** Task requirements **
Across the following data, how many lines include the string "HvSachs"? Reply with the number and nothing more.

START Provided entries

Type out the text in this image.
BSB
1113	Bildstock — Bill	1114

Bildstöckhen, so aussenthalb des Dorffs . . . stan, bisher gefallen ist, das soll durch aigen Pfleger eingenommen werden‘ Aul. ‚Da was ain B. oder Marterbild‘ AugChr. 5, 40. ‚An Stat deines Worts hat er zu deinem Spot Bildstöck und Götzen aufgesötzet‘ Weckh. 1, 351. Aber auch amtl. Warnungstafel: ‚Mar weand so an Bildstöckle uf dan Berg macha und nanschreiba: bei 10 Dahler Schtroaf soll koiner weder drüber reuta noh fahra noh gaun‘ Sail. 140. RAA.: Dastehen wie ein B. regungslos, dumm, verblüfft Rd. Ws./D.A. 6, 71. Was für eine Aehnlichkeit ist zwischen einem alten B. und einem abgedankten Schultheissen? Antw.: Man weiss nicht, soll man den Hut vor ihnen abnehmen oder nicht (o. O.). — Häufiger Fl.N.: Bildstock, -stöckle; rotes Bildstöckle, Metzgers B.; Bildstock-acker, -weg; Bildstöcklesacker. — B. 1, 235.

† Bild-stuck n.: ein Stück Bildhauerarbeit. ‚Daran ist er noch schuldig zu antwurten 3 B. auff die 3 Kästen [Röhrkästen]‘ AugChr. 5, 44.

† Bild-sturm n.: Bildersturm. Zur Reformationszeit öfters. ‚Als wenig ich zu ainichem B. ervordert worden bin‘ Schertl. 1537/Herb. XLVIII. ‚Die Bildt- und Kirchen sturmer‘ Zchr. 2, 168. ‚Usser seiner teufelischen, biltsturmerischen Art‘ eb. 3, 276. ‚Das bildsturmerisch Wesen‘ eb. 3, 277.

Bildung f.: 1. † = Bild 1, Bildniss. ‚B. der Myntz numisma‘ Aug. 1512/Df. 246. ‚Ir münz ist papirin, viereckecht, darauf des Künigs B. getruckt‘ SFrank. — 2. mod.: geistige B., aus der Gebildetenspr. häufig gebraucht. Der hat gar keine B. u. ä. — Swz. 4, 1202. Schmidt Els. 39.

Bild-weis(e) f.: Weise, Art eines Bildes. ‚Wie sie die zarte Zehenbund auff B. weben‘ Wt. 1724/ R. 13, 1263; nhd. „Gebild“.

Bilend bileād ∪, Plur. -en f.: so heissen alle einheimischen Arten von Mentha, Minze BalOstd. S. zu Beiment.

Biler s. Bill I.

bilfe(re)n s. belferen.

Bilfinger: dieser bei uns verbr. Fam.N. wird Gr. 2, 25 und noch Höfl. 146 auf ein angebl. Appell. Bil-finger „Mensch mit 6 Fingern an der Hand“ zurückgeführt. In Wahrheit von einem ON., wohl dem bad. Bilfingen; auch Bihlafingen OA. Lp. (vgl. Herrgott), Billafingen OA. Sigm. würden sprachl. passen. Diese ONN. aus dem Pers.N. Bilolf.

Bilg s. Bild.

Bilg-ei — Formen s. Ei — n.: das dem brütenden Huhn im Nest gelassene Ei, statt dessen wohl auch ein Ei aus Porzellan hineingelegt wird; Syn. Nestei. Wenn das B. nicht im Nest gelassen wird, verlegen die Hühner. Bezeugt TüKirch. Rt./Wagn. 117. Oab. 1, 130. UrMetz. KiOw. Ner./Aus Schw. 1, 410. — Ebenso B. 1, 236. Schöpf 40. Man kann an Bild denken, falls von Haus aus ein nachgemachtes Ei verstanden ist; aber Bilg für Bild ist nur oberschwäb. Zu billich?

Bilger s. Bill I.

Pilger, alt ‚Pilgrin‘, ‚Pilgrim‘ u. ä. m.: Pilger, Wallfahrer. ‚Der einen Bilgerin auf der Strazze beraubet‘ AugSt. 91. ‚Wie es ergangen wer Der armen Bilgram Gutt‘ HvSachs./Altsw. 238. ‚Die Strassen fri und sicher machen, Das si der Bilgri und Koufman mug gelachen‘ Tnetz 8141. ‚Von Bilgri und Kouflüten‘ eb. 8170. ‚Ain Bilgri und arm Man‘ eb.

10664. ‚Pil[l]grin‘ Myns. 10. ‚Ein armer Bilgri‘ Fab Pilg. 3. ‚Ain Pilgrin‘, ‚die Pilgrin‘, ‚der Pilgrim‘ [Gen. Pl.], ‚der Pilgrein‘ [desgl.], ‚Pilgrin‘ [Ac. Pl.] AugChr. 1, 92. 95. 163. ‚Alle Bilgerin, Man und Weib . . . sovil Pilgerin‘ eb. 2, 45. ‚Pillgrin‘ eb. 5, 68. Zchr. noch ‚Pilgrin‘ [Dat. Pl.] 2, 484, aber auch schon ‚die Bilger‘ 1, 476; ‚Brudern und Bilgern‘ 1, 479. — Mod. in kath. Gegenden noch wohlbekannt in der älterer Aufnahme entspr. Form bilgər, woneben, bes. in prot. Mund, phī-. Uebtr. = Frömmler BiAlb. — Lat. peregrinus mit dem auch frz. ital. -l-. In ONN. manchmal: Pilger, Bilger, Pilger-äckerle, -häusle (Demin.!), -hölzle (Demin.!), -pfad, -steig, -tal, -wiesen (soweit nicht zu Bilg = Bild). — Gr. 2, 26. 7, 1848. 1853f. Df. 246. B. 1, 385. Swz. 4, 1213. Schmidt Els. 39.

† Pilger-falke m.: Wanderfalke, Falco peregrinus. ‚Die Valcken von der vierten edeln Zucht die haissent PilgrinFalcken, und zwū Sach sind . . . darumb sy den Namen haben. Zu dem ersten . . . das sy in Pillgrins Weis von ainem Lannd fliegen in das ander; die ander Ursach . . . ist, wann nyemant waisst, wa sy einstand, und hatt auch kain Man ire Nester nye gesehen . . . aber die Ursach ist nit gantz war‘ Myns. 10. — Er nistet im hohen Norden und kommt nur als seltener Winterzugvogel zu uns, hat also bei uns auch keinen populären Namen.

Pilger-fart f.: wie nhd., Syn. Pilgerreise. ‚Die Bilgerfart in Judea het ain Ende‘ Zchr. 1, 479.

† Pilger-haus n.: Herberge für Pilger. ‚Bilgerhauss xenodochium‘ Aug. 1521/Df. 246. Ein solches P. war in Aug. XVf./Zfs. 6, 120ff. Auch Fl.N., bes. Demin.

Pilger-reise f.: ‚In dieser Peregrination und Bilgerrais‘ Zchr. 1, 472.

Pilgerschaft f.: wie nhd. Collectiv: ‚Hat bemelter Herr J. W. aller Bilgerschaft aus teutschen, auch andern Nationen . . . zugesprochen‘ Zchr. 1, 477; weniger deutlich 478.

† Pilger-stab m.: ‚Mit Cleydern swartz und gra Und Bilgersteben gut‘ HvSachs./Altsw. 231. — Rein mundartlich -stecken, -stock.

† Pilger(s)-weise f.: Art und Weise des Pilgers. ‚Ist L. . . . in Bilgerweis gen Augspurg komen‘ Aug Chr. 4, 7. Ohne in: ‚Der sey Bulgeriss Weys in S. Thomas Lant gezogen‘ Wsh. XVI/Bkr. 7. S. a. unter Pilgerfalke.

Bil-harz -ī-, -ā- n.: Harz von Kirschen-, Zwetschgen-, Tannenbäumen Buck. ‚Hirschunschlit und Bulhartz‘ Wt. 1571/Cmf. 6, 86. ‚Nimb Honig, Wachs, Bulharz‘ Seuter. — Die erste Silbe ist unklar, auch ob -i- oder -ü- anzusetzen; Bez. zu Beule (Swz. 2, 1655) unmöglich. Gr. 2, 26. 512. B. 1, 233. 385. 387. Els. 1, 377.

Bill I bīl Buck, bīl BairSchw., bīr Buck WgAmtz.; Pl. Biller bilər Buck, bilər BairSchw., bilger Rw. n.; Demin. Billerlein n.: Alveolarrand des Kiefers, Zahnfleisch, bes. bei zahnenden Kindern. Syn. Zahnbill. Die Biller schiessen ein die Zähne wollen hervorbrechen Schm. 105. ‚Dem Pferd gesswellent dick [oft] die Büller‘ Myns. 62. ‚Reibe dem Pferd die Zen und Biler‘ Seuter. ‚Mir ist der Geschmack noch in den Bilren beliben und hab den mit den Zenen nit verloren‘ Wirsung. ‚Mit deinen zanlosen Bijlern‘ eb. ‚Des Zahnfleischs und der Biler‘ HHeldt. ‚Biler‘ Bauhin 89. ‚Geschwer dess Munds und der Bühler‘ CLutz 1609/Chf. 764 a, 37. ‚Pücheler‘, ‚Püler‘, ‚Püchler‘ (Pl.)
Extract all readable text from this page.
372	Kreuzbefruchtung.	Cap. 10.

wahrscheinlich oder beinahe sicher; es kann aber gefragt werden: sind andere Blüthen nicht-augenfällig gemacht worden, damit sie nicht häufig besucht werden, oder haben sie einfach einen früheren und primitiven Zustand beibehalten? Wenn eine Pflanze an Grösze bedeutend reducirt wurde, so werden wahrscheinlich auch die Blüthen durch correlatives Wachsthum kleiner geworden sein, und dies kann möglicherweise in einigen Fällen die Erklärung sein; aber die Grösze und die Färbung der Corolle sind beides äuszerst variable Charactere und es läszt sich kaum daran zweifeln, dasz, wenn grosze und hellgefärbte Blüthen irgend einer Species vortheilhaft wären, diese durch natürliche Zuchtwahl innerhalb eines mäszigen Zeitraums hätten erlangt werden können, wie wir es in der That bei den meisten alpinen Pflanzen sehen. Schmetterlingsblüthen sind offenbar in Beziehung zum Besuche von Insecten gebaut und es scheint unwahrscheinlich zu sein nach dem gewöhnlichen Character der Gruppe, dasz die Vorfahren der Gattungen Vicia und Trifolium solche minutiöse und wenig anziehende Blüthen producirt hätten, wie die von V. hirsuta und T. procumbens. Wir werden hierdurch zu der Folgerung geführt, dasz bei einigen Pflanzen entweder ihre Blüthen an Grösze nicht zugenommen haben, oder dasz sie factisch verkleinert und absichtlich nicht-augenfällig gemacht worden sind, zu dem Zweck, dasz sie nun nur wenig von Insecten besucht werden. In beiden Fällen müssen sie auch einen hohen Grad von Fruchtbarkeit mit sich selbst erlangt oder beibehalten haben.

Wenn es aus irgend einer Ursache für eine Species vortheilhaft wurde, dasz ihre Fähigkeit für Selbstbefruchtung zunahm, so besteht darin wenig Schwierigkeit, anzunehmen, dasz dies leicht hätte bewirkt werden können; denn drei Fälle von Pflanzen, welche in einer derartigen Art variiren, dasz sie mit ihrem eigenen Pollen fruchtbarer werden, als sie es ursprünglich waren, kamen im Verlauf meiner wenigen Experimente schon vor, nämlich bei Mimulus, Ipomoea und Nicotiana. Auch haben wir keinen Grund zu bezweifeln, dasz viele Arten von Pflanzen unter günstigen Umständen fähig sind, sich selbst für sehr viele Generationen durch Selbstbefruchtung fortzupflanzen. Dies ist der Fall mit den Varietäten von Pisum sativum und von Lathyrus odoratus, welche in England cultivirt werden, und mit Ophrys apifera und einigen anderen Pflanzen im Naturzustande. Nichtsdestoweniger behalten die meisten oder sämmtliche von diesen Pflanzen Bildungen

END Provided entries

** Solution to the problem **
2